(Dataset items)
## Start
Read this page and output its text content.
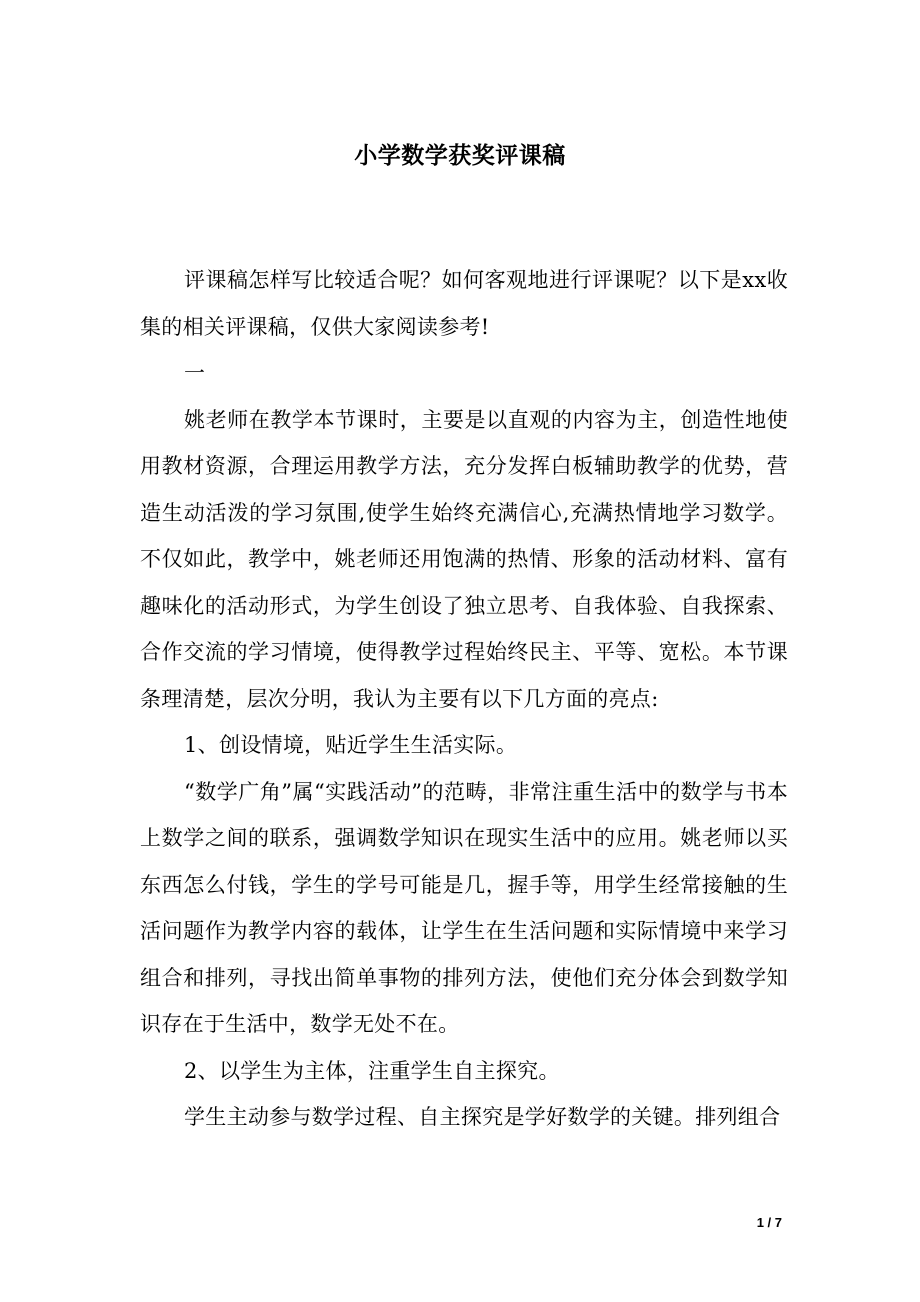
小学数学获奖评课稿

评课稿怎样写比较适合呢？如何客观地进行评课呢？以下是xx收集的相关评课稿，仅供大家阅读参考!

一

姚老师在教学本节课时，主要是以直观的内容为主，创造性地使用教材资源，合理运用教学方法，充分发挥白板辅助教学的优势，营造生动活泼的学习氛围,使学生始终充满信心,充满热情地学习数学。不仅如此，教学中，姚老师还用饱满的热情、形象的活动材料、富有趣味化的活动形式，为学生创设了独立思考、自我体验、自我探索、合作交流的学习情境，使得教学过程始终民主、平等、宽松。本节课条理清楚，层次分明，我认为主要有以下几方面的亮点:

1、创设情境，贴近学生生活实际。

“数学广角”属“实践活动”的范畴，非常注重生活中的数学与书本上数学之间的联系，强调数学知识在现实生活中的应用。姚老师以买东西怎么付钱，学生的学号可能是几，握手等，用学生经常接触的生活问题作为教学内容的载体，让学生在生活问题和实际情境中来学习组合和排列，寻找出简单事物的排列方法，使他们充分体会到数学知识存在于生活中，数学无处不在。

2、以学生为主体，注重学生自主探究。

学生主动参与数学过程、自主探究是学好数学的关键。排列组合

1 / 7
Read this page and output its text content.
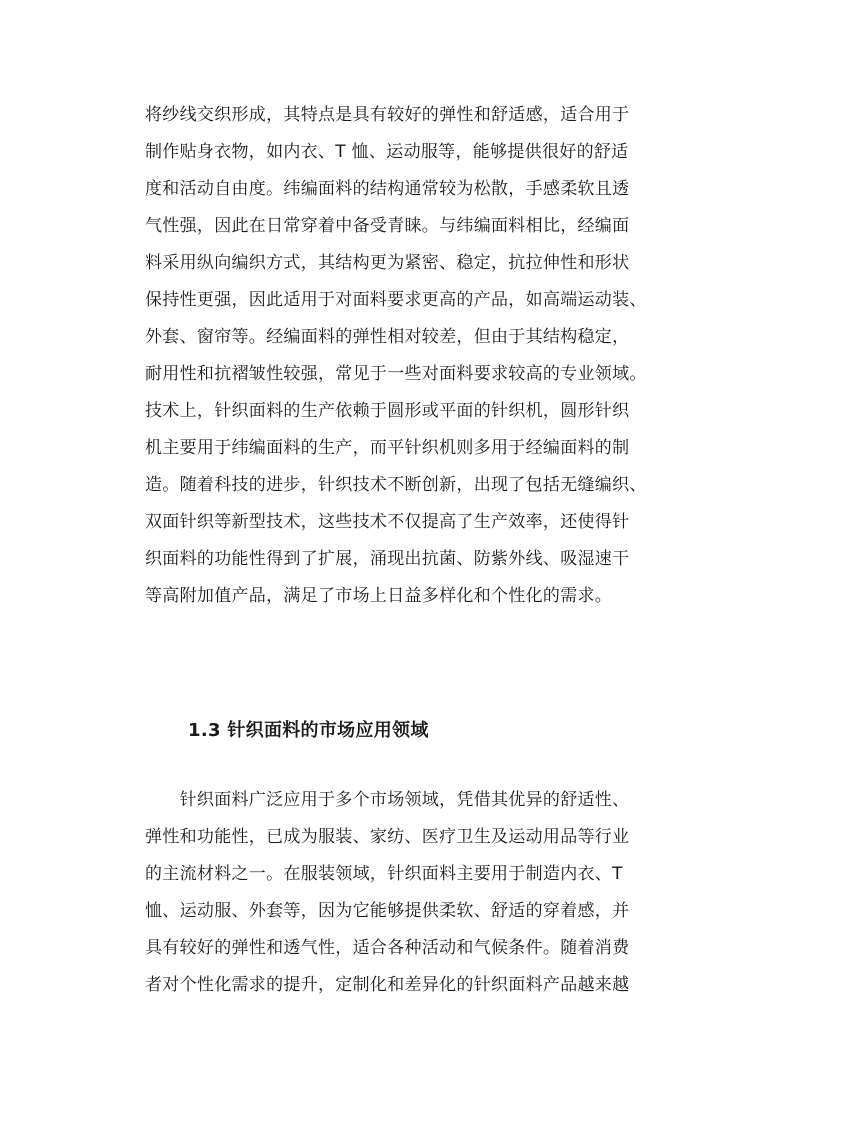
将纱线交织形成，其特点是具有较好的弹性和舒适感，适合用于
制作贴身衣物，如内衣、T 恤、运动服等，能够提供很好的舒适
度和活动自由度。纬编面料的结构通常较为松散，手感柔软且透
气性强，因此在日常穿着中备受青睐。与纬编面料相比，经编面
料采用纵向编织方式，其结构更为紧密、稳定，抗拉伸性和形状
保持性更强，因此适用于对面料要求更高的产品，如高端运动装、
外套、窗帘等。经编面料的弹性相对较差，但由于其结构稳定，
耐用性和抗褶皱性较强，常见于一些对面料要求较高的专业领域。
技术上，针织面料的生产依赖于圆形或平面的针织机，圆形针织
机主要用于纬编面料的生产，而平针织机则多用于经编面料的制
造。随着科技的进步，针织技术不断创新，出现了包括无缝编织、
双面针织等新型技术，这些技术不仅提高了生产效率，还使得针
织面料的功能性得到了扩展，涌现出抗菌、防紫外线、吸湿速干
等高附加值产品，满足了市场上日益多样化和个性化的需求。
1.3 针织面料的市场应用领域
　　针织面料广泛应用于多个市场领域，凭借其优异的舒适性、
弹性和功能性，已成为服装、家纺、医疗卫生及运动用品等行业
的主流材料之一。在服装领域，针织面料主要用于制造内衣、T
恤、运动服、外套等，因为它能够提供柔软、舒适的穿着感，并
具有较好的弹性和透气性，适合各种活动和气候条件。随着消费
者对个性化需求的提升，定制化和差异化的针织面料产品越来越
## End
WHAT THE TASK REQUIRES – Leave out the pictures and transcribe everything else exactly.

CORRECT OUTPUT –
Read this page and output its text content.
小学数学获奖评课稿

评课稿怎样写比较适合呢？如何客观地进行评课呢？以下是xx收集的相关评课稿，仅供大家阅读参考!

一

姚老师在教学本节课时，主要是以直观的内容为主，创造性地使用教材资源，合理运用教学方法，充分发挥白板辅助教学的优势，营造生动活泼的学习氛围,使学生始终充满信心,充满热情地学习数学。不仅如此，教学中，姚老师还用饱满的热情、形象的活动材料、富有趣味化的活动形式，为学生创设了独立思考、自我体验、自我探索、合作交流的学习情境，使得教学过程始终民主、平等、宽松。本节课条理清楚，层次分明，我认为主要有以下几方面的亮点:

1、创设情境，贴近学生生活实际。

“数学广角”属“实践活动”的范畴，非常注重生活中的数学与书本上数学之间的联系，强调数学知识在现实生活中的应用。姚老师以买东西怎么付钱，学生的学号可能是几，握手等，用学生经常接触的生活问题作为教学内容的载体，让学生在生活问题和实际情境中来学习组合和排列，寻找出简单事物的排列方法，使他们充分体会到数学知识存在于生活中，数学无处不在。

2、以学生为主体，注重学生自主探究。

学生主动参与数学过程、自主探究是学好数学的关键。排列组合

1 / 7
Read this page and output its text content.
将纱线交织形成，其特点是具有较好的弹性和舒适感，适合用于
制作贴身衣物，如内衣、T 恤、运动服等，能够提供很好的舒适
度和活动自由度。纬编面料的结构通常较为松散，手感柔软且透
气性强，因此在日常穿着中备受青睐。与纬编面料相比，经编面
料采用纵向编织方式，其结构更为紧密、稳定，抗拉伸性和形状
保持性更强，因此适用于对面料要求更高的产品，如高端运动装、
外套、窗帘等。经编面料的弹性相对较差，但由于其结构稳定，
耐用性和抗褶皱性较强，常见于一些对面料要求较高的专业领域。
技术上，针织面料的生产依赖于圆形或平面的针织机，圆形针织
机主要用于纬编面料的生产，而平针织机则多用于经编面料的制
造。随着科技的进步，针织技术不断创新，出现了包括无缝编织、
双面针织等新型技术，这些技术不仅提高了生产效率，还使得针
织面料的功能性得到了扩展，涌现出抗菌、防紫外线、吸湿速干
等高附加值产品，满足了市场上日益多样化和个性化的需求。
1.3 针织面料的市场应用领域
　　针织面料广泛应用于多个市场领域，凭借其优异的舒适性、
弹性和功能性，已成为服装、家纺、医疗卫生及运动用品等行业
的主流材料之一。在服装领域，针织面料主要用于制造内衣、T
恤、运动服、外套等，因为它能够提供柔软、舒适的穿着感，并
具有较好的弹性和透气性，适合各种活动和气候条件。随着消费
者对个性化需求的提升，定制化和差异化的针织面料产品越来越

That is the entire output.